#### TO DO
In the data that follows, count each line holding the string "move"; answer with the number only.

═══ RECORDS FOR THE EXERCISE ═══

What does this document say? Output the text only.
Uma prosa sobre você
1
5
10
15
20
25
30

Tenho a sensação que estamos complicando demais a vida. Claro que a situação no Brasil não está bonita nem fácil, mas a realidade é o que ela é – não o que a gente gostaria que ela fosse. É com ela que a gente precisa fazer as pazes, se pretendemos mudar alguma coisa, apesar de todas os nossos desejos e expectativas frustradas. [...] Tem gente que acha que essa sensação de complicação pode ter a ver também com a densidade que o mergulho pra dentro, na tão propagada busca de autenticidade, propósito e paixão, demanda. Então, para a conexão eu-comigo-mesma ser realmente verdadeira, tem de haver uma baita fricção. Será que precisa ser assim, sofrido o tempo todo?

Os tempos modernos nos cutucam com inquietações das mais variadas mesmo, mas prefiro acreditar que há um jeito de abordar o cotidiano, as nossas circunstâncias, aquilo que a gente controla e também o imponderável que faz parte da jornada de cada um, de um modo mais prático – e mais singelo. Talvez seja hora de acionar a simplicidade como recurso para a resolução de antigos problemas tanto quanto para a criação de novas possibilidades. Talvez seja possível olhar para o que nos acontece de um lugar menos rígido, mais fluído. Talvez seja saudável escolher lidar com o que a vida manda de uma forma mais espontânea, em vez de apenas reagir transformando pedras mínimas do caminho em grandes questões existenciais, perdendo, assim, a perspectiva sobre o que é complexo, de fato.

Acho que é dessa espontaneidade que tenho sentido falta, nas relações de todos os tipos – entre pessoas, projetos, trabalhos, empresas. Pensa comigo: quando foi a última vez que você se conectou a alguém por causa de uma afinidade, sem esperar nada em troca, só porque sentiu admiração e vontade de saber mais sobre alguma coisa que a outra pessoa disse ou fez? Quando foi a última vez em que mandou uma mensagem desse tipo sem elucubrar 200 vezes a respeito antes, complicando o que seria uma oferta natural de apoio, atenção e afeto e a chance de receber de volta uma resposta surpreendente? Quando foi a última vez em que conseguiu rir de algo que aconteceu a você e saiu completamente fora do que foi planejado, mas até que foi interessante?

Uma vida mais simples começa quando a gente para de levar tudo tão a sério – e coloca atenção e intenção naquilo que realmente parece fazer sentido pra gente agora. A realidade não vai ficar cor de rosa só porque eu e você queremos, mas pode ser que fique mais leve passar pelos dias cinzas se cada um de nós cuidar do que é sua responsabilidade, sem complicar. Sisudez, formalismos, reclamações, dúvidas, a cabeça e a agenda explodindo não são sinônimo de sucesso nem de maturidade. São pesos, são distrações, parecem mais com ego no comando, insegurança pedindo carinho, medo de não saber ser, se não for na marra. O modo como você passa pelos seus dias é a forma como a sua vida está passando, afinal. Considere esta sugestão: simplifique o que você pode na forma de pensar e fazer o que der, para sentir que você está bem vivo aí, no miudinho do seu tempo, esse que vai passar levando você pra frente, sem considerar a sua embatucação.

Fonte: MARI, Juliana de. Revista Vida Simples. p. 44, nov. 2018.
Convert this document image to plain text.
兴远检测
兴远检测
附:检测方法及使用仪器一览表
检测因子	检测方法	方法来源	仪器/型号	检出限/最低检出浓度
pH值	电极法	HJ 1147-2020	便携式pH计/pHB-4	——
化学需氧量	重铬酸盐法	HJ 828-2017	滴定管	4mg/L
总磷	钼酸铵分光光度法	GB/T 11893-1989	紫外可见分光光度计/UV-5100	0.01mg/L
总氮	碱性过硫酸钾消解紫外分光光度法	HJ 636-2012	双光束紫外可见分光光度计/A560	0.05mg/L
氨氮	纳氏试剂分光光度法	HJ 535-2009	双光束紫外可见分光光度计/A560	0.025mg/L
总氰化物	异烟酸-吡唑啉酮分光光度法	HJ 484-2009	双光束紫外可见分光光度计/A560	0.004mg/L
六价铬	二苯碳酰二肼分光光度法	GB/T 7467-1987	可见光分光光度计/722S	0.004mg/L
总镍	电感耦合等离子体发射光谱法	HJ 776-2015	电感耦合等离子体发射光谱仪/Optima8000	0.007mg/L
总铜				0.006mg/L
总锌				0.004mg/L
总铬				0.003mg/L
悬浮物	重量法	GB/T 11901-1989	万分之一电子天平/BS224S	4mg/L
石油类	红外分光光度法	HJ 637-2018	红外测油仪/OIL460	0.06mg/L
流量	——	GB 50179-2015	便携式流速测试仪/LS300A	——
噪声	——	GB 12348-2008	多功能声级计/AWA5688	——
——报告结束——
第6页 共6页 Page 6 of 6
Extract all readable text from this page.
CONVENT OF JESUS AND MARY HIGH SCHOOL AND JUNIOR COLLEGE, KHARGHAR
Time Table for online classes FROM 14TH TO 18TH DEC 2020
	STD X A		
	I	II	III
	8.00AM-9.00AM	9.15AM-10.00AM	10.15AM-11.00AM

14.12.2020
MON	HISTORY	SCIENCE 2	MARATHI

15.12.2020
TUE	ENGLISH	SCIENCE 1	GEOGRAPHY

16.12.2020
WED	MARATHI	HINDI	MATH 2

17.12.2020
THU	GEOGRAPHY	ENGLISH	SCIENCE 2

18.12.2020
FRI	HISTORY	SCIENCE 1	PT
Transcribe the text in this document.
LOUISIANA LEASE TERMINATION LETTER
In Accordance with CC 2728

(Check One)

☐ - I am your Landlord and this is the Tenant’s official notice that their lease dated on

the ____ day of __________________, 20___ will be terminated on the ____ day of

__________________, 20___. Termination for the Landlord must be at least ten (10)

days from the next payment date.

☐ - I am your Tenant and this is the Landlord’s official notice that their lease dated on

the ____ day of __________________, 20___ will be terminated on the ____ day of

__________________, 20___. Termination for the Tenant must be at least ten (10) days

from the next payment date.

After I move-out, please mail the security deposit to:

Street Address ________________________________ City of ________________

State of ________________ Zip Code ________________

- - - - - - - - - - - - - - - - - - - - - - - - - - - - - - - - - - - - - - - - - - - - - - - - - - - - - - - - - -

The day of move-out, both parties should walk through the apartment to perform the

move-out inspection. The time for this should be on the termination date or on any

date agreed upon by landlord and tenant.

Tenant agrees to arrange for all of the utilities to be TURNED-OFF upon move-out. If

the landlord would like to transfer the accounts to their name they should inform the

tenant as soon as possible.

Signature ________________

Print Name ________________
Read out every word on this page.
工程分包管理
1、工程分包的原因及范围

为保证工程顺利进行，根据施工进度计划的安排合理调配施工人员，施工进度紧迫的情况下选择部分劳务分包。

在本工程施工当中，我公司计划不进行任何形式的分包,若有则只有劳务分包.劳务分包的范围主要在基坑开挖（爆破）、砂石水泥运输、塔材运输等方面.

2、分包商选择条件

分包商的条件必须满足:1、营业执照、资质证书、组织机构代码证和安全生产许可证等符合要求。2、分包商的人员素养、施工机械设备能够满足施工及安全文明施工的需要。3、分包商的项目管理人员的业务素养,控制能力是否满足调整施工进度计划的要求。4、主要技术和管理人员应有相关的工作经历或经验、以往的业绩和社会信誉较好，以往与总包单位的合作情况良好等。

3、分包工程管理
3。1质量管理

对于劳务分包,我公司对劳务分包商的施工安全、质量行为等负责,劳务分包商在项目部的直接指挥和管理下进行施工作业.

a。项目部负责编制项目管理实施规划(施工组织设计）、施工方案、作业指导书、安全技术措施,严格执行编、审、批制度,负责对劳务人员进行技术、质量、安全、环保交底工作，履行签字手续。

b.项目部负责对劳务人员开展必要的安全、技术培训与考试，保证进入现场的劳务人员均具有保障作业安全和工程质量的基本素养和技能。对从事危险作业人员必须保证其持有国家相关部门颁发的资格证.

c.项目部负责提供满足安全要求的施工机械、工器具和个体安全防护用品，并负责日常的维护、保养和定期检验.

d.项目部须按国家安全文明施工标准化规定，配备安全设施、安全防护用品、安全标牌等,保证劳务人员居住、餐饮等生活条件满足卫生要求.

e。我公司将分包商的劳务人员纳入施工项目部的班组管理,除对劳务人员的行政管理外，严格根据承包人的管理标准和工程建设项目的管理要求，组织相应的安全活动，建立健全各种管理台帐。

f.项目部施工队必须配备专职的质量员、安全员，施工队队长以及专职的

═══

#### REPLY TO THE EXERCISE
4